Extract all lines from the data beneath that include the word "dnia".
————
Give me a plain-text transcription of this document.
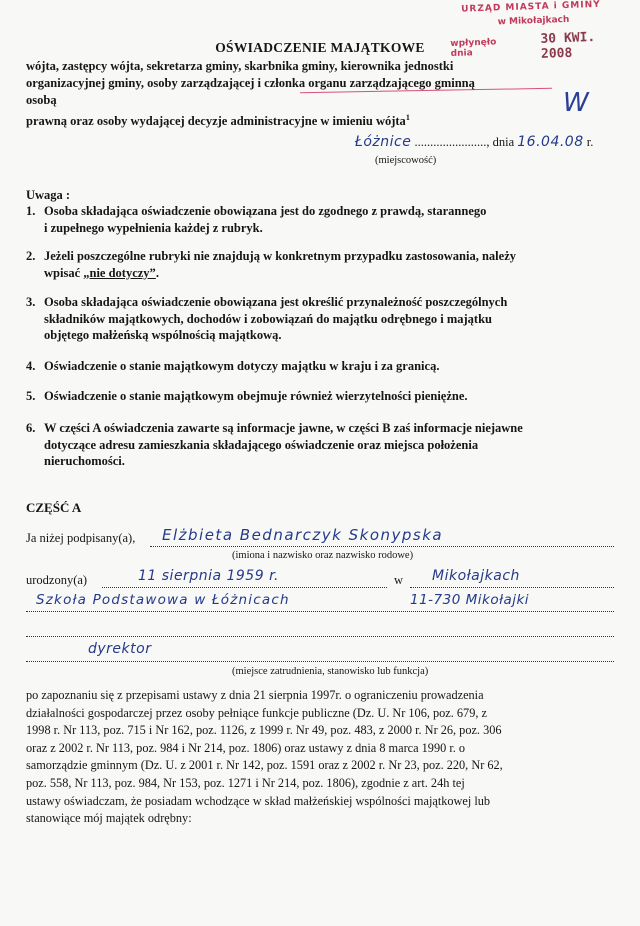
URZĄD MIASTA i GMINY
w Mikołajkach
wpłynęło dnia
30 KWI. 2008
W
OŚWIADCZENIE MAJĄTKOWE
wójta, zastępcy wójta, sekretarza gminy, skarbnika gminy, kierownika jednostki
organizacyjnej gminy, osoby zarządzającej i członka organu zarządzającego gminną osobą
prawną oraz osoby wydającej decyzje administracyjne w imieniu wójta$^1$
Łóżnice ......................., dnia 16.04.08 r.
(miejscowość)
Uwaga :
1. Osoba składająca oświadczenie obowiązana jest do zgodnego z prawdą, starannego
i zupełnego wypełnienia każdej z rubryk.
2. Jeżeli poszczególne rubryki nie znajdują w konkretnym przypadku zastosowania, należy
wpisać „nie dotyczy”.
3. Osoba składająca oświadczenie obowiązana jest określić przynależność poszczególnych
składników majątkowych, dochodów i zobowiązań do majątku odrębnego i majątku
objętego małżeńską wspólnością majątkową.
4. Oświadczenie o stanie majątkowym dotyczy majątku w kraju i za granicą.
5. Oświadczenie o stanie majątkowym obejmuje również wierzytelności pieniężne.
6. W części A oświadczenia zawarte są informacje jawne, w części B zaś informacje niejawne
dotyczące adresu zamieszkania składającego oświadczenie oraz miejsca położenia
nieruchomości.
CZĘŚĆ A
Ja niżej podpisany(a), Elżbieta Bednarczyk Skonypska
(imiona i nazwisko oraz nazwisko rodowe)
urodzony(a)	11 sierpnia 1959 r.	w Mikołajkach
Szkoła Podstawowa w Łóżnicach	11-730 Mikołajki
dyrektor
(miejsce zatrudnienia, stanowisko lub funkcja)
po zapoznaniu się z przepisami ustawy z dnia 21 sierpnia 1997r. o ograniczeniu prowadzenia
działalności gospodarczej przez osoby pełniące funkcje publiczne (Dz. U. Nr 106, poz. 679, z
1998 r. Nr 113, poz. 715 i Nr 162, poz. 1126, z 1999 r. Nr 49, poz. 483, z 2000 r. Nr 26, poz. 306
oraz z 2002 r. Nr 113, poz. 984 i Nr 214, poz. 1806) oraz ustawy z dnia 8 marca 1990 r. o
samorządzie gminnym (Dz. U. z 2001 r. Nr 142, poz. 1591 oraz z 2002 r. Nr 23, poz. 220, Nr 62,
poz. 558, Nr 113, poz. 984, Nr 153, poz. 1271 i Nr 214, poz. 1806), zgodnie z art. 24h tej
ustawy oświadczam, że posiadam wchodzące w skład małżeńskiej wspólności majątkowej lub
stanowiące mój majątek odrębny:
————
▶ _The result_:
wpłynęło dnia
Łóżnice ......................., dnia 16.04.08 r.
po zapoznaniu się z przepisami ustawy z dnia 21 sierpnia 1997r. o ograniczeniu prowadzenia
oraz z 2002 r. Nr 113, poz. 984 i Nr 214, poz. 1806) oraz ustawy z dnia 8 marca 1990 r. o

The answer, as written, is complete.